(Data excerpts)
====

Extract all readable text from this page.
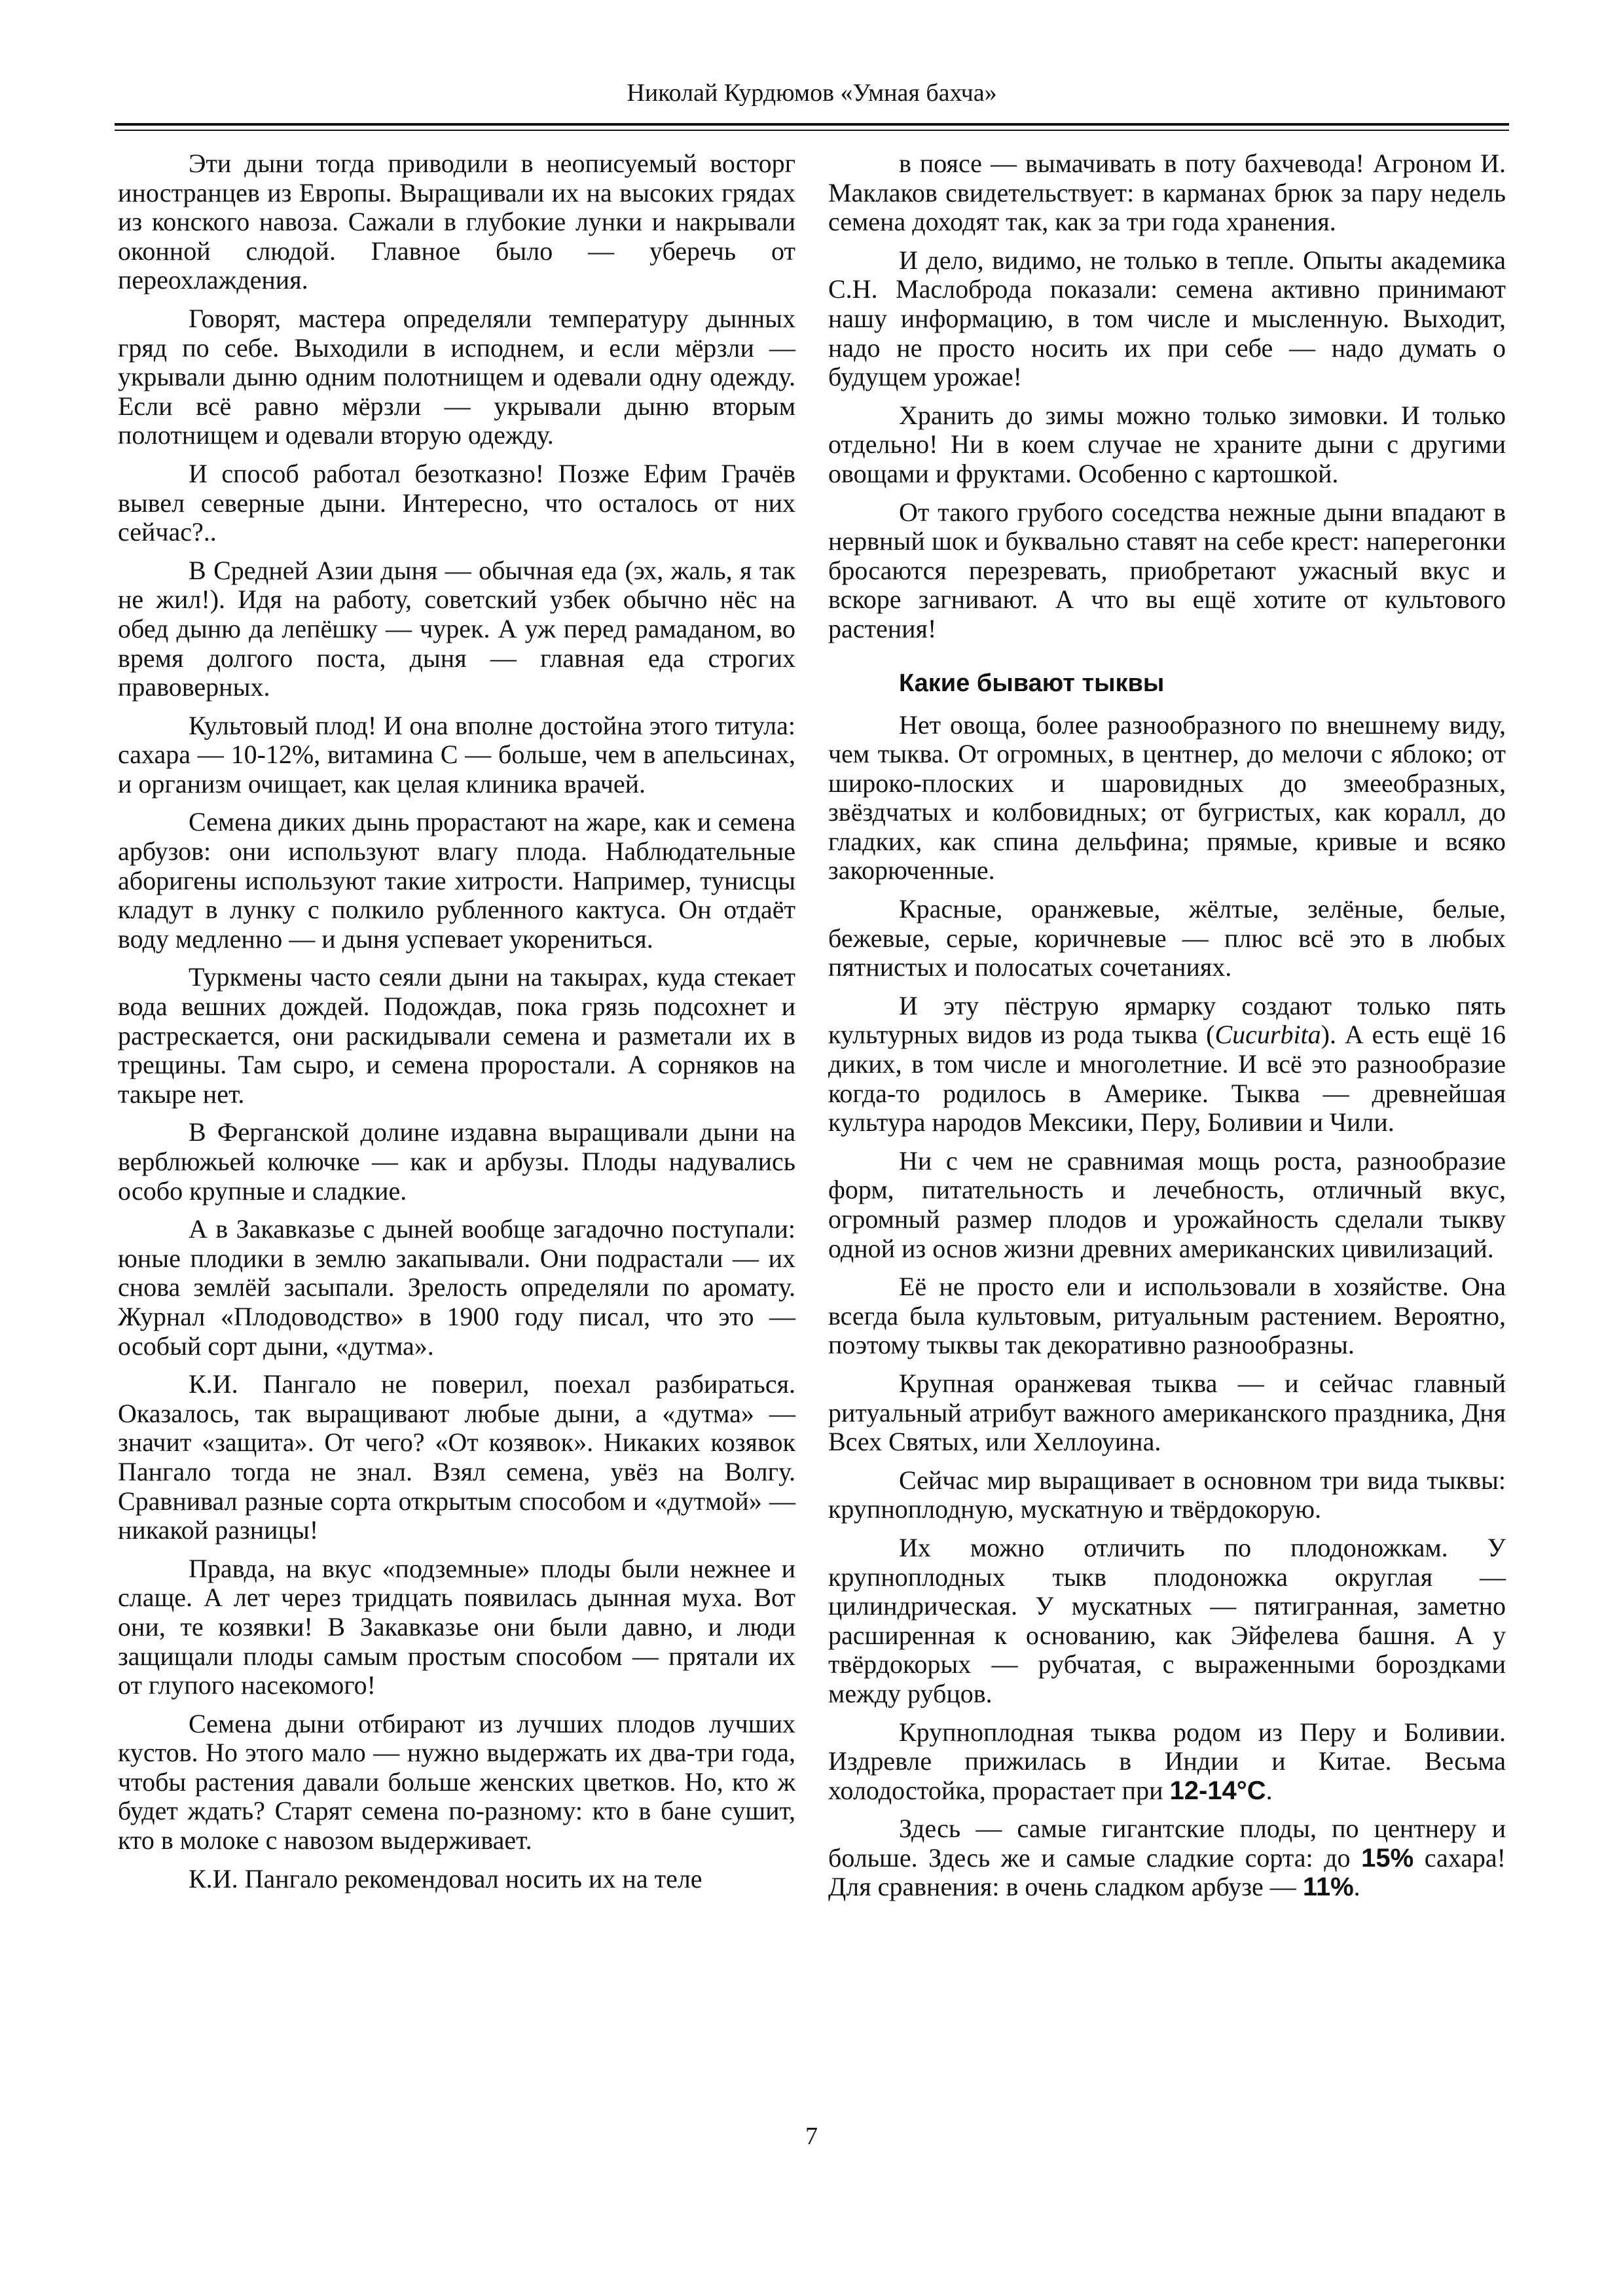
Николай Курдюмов «Умная бахча»

Эти дыни тогда приводили в неописуемый восторг иностранцев из Европы. Выращивали их на высоких грядах из конского навоза. Сажали в глубокие лунки и накрывали оконной слюдой. Главное было — уберечь от переохлаждения.

Говорят, мастера определяли температуру дынных гряд по себе. Выходили в исподнем, и если мёрзли — укрывали дыню одним полотнищем и одевали одну одежду. Если всё равно мёрзли — укрывали дыню вторым полотнищем и одевали вторую одежду.

И способ работал безотказно! Позже Ефим Грачёв вывел северные дыни. Интересно, что осталось от них сейчас?..

В Средней Азии дыня — обычная еда (эх, жаль, я так не жил!). Идя на работу, советский узбек обычно нёс на обед дыню да лепёшку — чурек. А уж перед рамаданом, во время долгого поста, дыня — главная еда строгих правоверных.

Культовый плод! И она вполне достойна этого титула: сахара — 10-12%, витамина С — больше, чем в апельсинах, и организм очищает, как целая клиника врачей.

Семена диких дынь прорастают на жаре, как и семена арбузов: они используют влагу плода. Наблюдательные аборигены используют такие хитрости. Например, тунисцы кладут в лунку с полкило рубленного кактуса. Он отдаёт воду медленно — и дыня успевает укорениться.

Туркмены часто сеяли дыни на такырах, куда стекает вода вешних дождей. Подождав, пока грязь подсохнет и растрескается, они раскидывали семена и разметали их в трещины. Там сыро, и семена проростали. А сорняков на такыре нет.

В Ферганской долине издавна выращивали дыни на верблюжьей колючке — как и арбузы. Плоды надувались особо крупные и сладкие.

А в Закавказье с дыней вообще загадочно поступали: юные плодики в землю закапывали. Они подрастали — их снова землёй засыпали. Зрелость определяли по аромату. Журнал «Плодоводство» в 1900 году писал, что это — особый сорт дыни, «дутма».

К.И. Пангало не поверил, поехал разбираться. Оказалось, так выращивают любые дыни, а «дутма» — значит «защита». От чего? «От козявок». Никаких козявок Пангало тогда не знал. Взял семена, увёз на Волгу. Сравнивал разные сорта открытым способом и «дутмой» — никакой разницы!

Правда, на вкус «подземные» плоды были нежнее и слаще. А лет через тридцать появилась дынная муха. Вот они, те козявки! В Закавказье они были давно, и люди защищали плоды самым простым способом — прятали их от глупого насекомого!

Семена дыни отбирают из лучших плодов лучших кустов. Но этого мало — нужно выдержать их два-три года, чтобы растения давали больше женских цветков. Но, кто ж будет ждать? Старят семена по-разному: кто в бане сушит, кто в молоке с навозом выдерживает.

К.И. Пангало рекомендовал носить их на теле

в поясе — вымачивать в поту бахчевода! Агроном И. Маклаков свидетельствует: в карманах брюк за пару недель семена доходят так, как за три года хранения.

И дело, видимо, не только в тепле. Опыты академика С.Н. Маслоброда показали: семена активно принимают нашу информацию, в том числе и мысленную. Выходит, надо не просто носить их при себе — надо думать о будущем урожае!

Хранить до зимы можно только зимовки. И только отдельно! Ни в коем случае не храните дыни с другими овощами и фруктами. Особенно с картошкой.

От такого грубого соседства нежные дыни впадают в нервный шок и буквально ставят на себе крест: наперегонки бросаются перезревать, приобретают ужасный вкус и вскоре загнивают. А что вы ещё хотите от культового растения!

Какие бывают тыквы

Нет овоща, более разнообразного по внешнему виду, чем тыква. От огромных, в центнер, до мелочи с яблоко; от широко-плоских и шаровидных до змееобразных, звёздчатых и колбовидных; от бугристых, как коралл, до гладких, как спина дельфина; прямые, кривые и всяко закорюченные.

Красные, оранжевые, жёлтые, зелёные, белые, бежевые, серые, коричневые — плюс всё это в любых пятнистых и полосатых сочетаниях.

И эту пёструю ярмарку создают только пять культурных видов из рода тыква (Cucurbita). А есть ещё 16 диких, в том числе и многолетние. И всё это разнообразие когда-то родилось в Америке. Тыква — древнейшая культура народов Мексики, Перу, Боливии и Чили.

Ни с чем не сравнимая мощь роста, разнообразие форм, питательность и лечебность, отличный вкус, огромный размер плодов и урожайность сделали тыкву одной из основ жизни древних американских цивилизаций.

Её не просто ели и использовали в хозяйстве. Она всегда была культовым, ритуальным растением. Вероятно, поэтому тыквы так декоративно разнообразны.

Крупная оранжевая тыква — и сейчас главный ритуальный атрибут важного американского праздника, Дня Всех Святых, или Хеллоуина.

Сейчас мир выращивает в основном три вида тыквы: крупноплодную, мускатную и твёрдокорую.

Их можно отличить по плодоножкам. У крупноплодных тыкв плодоножка округлая — цилиндрическая. У мускатных — пятигранная, заметно расширенная к основанию, как Эйфелева башня. А у твёрдокорых — рубчатая, с выраженными бороздками между рубцов.

Крупноплодная тыква родом из Перу и Боливии. Издревле прижилась в Индии и Китае. Весьма холодостойка, прорастает при 12-14°C.

Здесь — самые гигантские плоды, по центнеру и больше. Здесь же и самые сладкие сорта: до 15% сахара! Для сравнения: в очень сладком арбузе — 11%.

7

====

Challenge: Without the pictures, restate all of the entries above verbatim.

Exercise result:
Extract all readable text from this page.
Николай Курдюмов «Умная бахча»

Эти дыни тогда приводили в неописуемый восторг иностранцев из Европы. Выращивали их на высоких грядах из конского навоза. Сажали в глубокие лунки и накрывали оконной слюдой. Главное было — уберечь от переохлаждения.

Говорят, мастера определяли температуру дынных гряд по себе. Выходили в исподнем, и если мёрзли — укрывали дыню одним полотнищем и одевали одну одежду. Если всё равно мёрзли — укрывали дыню вторым полотнищем и одевали вторую одежду.

И способ работал безотказно! Позже Ефим Грачёв вывел северные дыни. Интересно, что осталось от них сейчас?..

В Средней Азии дыня — обычная еда (эх, жаль, я так не жил!). Идя на работу, советский узбек обычно нёс на обед дыню да лепёшку — чурек. А уж перед рамаданом, во время долгого поста, дыня — главная еда строгих правоверных.

Культовый плод! И она вполне достойна этого титула: сахара — 10-12%, витамина С — больше, чем в апельсинах, и организм очищает, как целая клиника врачей.

Семена диких дынь прорастают на жаре, как и семена арбузов: они используют влагу плода. Наблюдательные аборигены используют такие хитрости. Например, тунисцы кладут в лунку с полкило рубленного кактуса. Он отдаёт воду медленно — и дыня успевает укорениться.

Туркмены часто сеяли дыни на такырах, куда стекает вода вешних дождей. Подождав, пока грязь подсохнет и растрескается, они раскидывали семена и разметали их в трещины. Там сыро, и семена проростали. А сорняков на такыре нет.

В Ферганской долине издавна выращивали дыни на верблюжьей колючке — как и арбузы. Плоды надувались особо крупные и сладкие.

А в Закавказье с дыней вообще загадочно поступали: юные плодики в землю закапывали. Они подрастали — их снова землёй засыпали. Зрелость определяли по аромату. Журнал «Плодоводство» в 1900 году писал, что это — особый сорт дыни, «дутма».

К.И. Пангало не поверил, поехал разбираться. Оказалось, так выращивают любые дыни, а «дутма» — значит «защита». От чего? «От козявок». Никаких козявок Пангало тогда не знал. Взял семена, увёз на Волгу. Сравнивал разные сорта открытым способом и «дутмой» — никакой разницы!

Правда, на вкус «подземные» плоды были нежнее и слаще. А лет через тридцать появилась дынная муха. Вот они, те козявки! В Закавказье они были давно, и люди защищали плоды самым простым способом — прятали их от глупого насекомого!

Семена дыни отбирают из лучших плодов лучших кустов. Но этого мало — нужно выдержать их два-три года, чтобы растения давали больше женских цветков. Но, кто ж будет ждать? Старят семена по-разному: кто в бане сушит, кто в молоке с навозом выдерживает.

К.И. Пангало рекомендовал носить их на теле

в поясе — вымачивать в поту бахчевода! Агроном И. Маклаков свидетельствует: в карманах брюк за пару недель семена доходят так, как за три года хранения.

И дело, видимо, не только в тепле. Опыты академика С.Н. Маслоброда показали: семена активно принимают нашу информацию, в том числе и мысленную. Выходит, надо не просто носить их при себе — надо думать о будущем урожае!

Хранить до зимы можно только зимовки. И только отдельно! Ни в коем случае не храните дыни с другими овощами и фруктами. Особенно с картошкой.

От такого грубого соседства нежные дыни впадают в нервный шок и буквально ставят на себе крест: наперегонки бросаются перезревать, приобретают ужасный вкус и вскоре загнивают. А что вы ещё хотите от культового растения!

Какие бывают тыквы

Нет овоща, более разнообразного по внешнему виду, чем тыква. От огромных, в центнер, до мелочи с яблоко; от широко-плоских и шаровидных до змееобразных, звёздчатых и колбовидных; от бугристых, как коралл, до гладких, как спина дельфина; прямые, кривые и всяко закорюченные.

Красные, оранжевые, жёлтые, зелёные, белые, бежевые, серые, коричневые — плюс всё это в любых пятнистых и полосатых сочетаниях.

И эту пёструю ярмарку создают только пять культурных видов из рода тыква (Cucurbita). А есть ещё 16 диких, в том числе и многолетние. И всё это разнообразие когда-то родилось в Америке. Тыква — древнейшая культура народов Мексики, Перу, Боливии и Чили.

Ни с чем не сравнимая мощь роста, разнообразие форм, питательность и лечебность, отличный вкус, огромный размер плодов и урожайность сделали тыкву одной из основ жизни древних американских цивилизаций.

Её не просто ели и использовали в хозяйстве. Она всегда была культовым, ритуальным растением. Вероятно, поэтому тыквы так декоративно разнообразны.

Крупная оранжевая тыква — и сейчас главный ритуальный атрибут важного американского праздника, Дня Всех Святых, или Хеллоуина.

Сейчас мир выращивает в основном три вида тыквы: крупноплодную, мускатную и твёрдокорую.

Их можно отличить по плодоножкам. У крупноплодных тыкв плодоножка округлая — цилиндрическая. У мускатных — пятигранная, заметно расширенная к основанию, как Эйфелева башня. А у твёрдокорых — рубчатая, с выраженными бороздками между рубцов.

Крупноплодная тыква родом из Перу и Боливии. Издревле прижилась в Индии и Китае. Весьма холодостойка, прорастает при 12-14°C.

Здесь — самые гигантские плоды, по центнеру и больше. Здесь же и самые сладкие сорта: до 15% сахара! Для сравнения: в очень сладком арбузе — 11%.

7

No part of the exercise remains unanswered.